* TASK PROMPT
Pull out every line of the records that contains the string "noise", and copy each of those lines in full. Case counts.

* SOURCE DATA
** start **

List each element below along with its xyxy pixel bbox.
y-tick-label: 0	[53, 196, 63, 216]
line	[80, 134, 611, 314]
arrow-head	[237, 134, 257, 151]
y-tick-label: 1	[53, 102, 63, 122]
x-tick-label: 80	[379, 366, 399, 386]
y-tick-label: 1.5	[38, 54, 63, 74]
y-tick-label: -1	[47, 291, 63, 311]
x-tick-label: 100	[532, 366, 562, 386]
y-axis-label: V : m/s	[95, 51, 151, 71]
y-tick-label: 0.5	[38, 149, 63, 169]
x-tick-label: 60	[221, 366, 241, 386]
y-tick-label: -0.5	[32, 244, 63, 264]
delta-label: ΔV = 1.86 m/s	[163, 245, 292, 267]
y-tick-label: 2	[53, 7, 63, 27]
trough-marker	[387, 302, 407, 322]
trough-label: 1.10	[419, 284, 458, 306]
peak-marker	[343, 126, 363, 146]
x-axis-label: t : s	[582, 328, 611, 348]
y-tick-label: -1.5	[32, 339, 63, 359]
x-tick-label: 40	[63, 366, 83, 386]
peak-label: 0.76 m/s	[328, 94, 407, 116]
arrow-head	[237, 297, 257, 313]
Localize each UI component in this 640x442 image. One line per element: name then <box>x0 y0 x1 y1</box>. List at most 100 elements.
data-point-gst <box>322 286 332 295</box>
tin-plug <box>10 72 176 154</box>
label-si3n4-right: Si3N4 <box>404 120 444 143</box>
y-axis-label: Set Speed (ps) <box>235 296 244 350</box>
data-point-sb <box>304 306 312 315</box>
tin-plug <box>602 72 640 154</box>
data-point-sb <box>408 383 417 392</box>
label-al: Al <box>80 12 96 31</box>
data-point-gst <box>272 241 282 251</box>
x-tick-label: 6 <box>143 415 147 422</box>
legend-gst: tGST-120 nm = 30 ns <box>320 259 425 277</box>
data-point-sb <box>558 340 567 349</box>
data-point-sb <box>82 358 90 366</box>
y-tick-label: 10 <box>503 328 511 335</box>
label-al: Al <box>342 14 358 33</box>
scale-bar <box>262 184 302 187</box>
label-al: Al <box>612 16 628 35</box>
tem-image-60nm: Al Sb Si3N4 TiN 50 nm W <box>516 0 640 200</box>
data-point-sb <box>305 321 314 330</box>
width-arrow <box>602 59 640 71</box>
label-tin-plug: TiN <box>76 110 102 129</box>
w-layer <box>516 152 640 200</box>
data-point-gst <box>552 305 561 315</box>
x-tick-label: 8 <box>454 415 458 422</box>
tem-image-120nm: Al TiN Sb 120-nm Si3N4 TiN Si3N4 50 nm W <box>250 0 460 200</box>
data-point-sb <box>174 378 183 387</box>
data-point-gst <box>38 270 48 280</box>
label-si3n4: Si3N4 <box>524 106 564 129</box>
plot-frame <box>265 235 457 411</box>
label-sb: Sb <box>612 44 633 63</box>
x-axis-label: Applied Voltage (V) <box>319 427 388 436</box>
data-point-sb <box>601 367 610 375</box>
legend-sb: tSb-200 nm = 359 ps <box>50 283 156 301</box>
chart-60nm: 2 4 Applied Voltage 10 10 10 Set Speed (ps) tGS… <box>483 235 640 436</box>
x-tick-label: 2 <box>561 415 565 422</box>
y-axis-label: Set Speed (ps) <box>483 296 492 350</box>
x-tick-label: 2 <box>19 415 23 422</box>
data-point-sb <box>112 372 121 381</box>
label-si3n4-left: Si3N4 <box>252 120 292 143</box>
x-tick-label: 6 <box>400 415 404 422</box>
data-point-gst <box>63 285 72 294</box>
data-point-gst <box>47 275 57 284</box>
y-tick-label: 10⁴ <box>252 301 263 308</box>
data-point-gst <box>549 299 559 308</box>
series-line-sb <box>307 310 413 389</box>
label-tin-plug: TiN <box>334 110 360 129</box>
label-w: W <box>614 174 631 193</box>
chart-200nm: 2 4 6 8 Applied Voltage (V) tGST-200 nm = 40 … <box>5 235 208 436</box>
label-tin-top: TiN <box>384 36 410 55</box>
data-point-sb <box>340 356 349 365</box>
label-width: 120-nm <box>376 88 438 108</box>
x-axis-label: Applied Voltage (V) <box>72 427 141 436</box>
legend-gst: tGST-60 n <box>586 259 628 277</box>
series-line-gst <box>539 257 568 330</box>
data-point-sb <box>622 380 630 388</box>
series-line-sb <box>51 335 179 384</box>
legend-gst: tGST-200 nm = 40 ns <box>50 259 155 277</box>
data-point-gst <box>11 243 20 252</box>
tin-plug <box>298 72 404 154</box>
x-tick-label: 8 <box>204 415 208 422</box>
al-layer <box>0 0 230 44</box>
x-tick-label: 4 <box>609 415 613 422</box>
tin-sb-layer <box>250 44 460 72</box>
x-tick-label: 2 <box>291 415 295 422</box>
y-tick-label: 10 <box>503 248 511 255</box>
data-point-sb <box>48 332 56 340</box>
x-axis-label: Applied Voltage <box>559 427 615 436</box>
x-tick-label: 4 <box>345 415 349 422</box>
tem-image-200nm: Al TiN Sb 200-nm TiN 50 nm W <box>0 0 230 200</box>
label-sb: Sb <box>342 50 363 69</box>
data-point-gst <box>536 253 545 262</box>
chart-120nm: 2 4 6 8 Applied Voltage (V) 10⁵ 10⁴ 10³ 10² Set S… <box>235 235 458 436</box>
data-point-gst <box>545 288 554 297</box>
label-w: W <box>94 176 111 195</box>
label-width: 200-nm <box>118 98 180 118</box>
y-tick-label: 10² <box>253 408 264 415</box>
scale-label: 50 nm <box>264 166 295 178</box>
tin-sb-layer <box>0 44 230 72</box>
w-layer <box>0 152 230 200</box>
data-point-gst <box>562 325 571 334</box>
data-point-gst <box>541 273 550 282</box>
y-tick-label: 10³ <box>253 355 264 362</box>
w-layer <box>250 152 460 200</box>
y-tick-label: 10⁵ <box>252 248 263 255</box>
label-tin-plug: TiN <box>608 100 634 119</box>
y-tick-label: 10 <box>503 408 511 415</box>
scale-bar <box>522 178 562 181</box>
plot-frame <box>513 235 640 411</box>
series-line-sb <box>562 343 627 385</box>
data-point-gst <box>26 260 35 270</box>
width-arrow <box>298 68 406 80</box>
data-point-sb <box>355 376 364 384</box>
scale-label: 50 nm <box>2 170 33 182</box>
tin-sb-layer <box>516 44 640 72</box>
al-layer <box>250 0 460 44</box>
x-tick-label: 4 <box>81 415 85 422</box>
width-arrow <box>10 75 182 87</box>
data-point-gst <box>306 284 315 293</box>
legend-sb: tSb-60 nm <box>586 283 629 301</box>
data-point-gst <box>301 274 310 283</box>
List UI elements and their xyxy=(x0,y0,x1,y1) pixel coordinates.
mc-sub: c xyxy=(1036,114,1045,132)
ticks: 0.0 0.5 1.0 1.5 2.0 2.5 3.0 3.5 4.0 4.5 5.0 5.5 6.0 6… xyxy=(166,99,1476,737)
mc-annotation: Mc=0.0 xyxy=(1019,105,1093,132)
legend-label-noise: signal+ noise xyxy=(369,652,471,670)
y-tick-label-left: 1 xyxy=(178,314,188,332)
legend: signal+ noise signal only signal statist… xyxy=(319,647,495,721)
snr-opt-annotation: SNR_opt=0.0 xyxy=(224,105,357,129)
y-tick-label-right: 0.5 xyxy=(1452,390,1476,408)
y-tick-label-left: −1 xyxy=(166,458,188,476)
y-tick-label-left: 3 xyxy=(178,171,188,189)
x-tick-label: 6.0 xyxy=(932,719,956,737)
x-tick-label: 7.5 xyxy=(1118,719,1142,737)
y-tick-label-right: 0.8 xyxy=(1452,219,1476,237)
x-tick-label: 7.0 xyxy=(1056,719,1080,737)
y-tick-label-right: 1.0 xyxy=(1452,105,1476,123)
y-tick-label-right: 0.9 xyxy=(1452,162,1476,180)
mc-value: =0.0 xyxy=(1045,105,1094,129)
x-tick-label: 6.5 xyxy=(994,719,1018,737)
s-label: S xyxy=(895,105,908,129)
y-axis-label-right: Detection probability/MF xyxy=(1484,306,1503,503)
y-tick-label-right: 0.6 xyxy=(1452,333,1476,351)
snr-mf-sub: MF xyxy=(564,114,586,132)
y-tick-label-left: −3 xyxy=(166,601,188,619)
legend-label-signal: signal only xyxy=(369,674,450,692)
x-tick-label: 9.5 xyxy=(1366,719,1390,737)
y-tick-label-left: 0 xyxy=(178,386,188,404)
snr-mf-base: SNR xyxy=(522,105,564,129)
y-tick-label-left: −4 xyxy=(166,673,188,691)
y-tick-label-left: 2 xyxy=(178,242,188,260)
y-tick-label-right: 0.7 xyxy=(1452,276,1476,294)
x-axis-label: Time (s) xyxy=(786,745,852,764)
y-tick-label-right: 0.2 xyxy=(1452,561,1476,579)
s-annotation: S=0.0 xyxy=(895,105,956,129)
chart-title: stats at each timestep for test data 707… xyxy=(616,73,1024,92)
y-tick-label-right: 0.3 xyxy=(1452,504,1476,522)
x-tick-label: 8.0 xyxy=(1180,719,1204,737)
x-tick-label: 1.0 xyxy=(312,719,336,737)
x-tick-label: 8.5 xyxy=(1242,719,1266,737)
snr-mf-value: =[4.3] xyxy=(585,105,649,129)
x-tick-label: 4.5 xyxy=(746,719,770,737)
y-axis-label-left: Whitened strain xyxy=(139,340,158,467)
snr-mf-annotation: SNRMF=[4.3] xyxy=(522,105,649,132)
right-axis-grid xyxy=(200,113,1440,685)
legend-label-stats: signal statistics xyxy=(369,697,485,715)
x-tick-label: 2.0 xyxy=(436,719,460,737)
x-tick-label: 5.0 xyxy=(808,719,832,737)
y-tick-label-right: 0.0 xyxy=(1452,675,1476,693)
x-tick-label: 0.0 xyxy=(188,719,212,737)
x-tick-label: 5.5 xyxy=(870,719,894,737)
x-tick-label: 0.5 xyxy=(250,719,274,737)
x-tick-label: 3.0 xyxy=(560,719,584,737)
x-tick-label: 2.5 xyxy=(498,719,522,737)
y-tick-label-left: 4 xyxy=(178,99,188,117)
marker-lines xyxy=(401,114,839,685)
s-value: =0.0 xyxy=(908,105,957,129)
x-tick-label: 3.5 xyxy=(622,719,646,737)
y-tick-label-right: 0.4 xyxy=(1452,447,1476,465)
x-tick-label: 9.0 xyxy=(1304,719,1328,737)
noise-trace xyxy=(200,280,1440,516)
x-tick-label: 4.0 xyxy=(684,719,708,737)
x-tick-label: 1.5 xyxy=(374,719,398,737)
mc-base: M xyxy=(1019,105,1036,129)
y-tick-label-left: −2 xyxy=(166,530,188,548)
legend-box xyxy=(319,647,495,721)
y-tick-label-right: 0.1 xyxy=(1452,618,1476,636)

** end **

* TASK RESPONSE
legend-label-noise: signal+ noise xyxy=(369,652,471,670)
legend: signal+ noise signal only signal statist… xyxy=(319,647,495,721)
noise-trace xyxy=(200,280,1440,516)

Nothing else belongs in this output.